=== Supplied material ===
>>>>
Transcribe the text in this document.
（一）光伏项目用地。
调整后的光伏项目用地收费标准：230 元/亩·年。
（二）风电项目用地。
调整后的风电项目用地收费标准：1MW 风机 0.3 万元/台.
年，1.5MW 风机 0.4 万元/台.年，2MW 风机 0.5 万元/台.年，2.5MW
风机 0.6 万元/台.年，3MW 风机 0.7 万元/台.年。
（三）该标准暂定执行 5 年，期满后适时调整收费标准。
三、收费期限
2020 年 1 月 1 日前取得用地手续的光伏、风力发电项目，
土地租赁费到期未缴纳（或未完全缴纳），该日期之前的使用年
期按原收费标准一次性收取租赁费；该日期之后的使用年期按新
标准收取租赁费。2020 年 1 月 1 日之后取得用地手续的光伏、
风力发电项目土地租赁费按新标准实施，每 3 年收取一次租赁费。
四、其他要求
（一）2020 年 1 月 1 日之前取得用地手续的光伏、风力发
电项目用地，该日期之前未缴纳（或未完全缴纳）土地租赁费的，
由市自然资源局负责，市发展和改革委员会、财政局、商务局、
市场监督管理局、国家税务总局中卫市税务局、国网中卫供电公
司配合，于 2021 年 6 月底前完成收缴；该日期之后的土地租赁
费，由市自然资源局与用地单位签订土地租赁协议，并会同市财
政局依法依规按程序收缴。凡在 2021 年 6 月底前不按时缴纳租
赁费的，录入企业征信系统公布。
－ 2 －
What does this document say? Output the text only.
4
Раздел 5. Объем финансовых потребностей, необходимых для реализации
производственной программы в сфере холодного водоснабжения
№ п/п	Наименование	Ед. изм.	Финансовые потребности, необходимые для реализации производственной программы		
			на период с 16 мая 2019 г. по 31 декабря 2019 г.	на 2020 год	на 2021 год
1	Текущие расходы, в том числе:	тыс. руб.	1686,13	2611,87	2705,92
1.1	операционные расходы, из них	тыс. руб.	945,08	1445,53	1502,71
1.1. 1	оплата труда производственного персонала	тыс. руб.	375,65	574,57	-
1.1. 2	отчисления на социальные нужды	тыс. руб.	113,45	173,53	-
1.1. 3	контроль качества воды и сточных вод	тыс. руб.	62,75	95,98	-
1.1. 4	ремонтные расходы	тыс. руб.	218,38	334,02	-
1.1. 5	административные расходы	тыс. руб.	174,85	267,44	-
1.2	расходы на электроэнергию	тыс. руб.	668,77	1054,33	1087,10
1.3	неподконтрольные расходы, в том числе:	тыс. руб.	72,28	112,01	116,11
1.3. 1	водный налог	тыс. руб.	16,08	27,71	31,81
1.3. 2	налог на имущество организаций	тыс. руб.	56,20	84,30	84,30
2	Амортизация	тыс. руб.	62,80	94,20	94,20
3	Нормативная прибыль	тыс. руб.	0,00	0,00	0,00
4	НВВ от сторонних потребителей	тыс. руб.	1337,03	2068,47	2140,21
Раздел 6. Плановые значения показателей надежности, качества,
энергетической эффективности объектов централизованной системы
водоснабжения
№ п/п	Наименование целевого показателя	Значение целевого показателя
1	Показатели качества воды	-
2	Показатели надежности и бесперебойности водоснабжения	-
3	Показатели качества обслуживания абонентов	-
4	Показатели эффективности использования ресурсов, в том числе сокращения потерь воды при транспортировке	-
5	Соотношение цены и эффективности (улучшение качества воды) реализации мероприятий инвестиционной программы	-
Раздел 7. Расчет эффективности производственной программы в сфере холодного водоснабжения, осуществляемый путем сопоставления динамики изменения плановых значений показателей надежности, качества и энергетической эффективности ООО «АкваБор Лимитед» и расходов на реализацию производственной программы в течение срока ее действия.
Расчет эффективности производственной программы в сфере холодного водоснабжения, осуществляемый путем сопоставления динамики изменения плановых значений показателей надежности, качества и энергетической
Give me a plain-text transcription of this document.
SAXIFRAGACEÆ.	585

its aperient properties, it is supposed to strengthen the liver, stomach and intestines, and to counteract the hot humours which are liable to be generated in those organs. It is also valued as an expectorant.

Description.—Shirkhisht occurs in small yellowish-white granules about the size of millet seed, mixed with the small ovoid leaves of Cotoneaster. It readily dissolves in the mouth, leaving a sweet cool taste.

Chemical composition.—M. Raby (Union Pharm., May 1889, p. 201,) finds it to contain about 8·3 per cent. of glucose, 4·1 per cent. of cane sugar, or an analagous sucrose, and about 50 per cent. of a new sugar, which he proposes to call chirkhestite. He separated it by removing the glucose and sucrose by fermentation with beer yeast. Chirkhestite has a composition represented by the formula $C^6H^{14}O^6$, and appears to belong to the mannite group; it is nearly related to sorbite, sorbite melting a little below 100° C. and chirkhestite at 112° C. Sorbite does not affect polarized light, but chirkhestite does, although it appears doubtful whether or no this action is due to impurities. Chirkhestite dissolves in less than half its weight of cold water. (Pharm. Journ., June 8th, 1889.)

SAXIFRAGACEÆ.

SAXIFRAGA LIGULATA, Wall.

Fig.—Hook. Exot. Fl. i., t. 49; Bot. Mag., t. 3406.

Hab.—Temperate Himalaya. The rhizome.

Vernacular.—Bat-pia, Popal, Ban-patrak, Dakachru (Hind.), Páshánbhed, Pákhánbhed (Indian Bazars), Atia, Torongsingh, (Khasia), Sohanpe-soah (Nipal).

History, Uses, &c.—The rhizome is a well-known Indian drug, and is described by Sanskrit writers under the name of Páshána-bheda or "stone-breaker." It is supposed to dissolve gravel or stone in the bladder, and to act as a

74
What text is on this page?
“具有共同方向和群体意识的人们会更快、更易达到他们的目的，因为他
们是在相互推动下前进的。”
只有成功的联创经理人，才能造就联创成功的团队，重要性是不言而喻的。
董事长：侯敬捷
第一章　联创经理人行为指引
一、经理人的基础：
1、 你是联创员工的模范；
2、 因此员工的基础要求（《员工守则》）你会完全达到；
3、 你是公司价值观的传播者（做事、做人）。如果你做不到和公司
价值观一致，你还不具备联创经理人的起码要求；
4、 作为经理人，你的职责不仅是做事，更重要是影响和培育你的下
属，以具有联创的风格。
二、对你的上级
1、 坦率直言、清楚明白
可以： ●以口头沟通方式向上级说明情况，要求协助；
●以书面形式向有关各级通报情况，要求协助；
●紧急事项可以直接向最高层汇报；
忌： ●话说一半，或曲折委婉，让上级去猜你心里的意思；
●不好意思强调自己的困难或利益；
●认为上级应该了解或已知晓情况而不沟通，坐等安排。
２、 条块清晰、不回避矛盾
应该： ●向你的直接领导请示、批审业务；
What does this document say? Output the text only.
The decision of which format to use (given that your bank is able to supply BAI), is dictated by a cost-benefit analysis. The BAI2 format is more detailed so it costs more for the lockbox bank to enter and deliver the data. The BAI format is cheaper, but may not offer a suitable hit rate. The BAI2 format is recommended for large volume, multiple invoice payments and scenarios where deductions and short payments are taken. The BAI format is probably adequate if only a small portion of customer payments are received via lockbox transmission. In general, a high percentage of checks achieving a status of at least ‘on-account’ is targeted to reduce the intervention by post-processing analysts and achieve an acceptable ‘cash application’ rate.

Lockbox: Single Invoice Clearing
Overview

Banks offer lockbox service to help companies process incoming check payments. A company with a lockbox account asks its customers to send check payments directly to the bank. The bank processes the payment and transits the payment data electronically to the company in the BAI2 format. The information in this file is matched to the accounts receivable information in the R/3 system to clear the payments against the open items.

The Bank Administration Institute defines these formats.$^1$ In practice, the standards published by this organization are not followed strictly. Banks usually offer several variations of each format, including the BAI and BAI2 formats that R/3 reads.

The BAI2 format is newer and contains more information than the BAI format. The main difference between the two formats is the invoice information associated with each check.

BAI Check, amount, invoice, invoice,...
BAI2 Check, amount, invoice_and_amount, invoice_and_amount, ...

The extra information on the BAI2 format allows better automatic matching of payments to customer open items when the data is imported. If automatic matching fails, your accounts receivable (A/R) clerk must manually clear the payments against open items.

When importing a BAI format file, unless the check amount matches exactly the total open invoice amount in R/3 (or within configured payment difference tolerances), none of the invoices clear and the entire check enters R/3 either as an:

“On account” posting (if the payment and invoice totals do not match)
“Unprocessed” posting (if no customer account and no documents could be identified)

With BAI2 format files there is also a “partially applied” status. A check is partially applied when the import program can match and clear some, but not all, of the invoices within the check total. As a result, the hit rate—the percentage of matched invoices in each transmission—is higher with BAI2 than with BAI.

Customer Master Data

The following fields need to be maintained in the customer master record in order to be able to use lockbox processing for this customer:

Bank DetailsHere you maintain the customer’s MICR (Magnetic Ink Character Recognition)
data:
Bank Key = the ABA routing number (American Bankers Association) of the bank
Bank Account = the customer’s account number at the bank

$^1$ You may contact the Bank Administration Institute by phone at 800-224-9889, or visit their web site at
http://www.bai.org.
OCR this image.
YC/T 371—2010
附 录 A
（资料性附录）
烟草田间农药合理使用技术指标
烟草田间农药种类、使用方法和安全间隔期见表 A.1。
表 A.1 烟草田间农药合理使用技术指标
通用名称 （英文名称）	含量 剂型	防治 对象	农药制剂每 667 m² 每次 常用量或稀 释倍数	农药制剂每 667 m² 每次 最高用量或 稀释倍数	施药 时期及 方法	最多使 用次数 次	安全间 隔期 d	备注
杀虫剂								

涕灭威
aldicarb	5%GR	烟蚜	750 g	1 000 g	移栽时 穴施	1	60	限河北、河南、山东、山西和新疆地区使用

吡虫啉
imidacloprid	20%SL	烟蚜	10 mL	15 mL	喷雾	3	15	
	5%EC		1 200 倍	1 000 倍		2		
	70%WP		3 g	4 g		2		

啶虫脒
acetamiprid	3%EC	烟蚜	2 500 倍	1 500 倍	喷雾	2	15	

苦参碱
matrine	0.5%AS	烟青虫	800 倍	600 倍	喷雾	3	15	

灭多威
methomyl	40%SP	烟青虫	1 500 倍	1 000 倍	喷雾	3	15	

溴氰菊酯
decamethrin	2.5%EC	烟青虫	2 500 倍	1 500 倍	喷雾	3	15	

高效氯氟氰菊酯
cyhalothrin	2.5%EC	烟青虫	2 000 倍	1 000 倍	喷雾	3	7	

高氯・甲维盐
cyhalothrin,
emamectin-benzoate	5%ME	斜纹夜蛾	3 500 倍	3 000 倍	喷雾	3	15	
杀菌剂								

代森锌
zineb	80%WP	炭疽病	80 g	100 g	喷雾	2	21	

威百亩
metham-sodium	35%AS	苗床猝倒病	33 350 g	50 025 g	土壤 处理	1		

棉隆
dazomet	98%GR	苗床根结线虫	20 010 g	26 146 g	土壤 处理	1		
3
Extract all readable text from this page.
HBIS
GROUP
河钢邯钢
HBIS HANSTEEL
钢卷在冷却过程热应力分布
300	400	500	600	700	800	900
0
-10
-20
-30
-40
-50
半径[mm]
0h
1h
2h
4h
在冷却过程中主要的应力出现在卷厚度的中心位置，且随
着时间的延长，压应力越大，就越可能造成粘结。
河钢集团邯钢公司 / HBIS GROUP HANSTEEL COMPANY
<<<<
=== Exercise ===
The answer is the number of lines in the preceding material that hold "text"; write that number and nothing else.

=== Solution for this exercise ===
6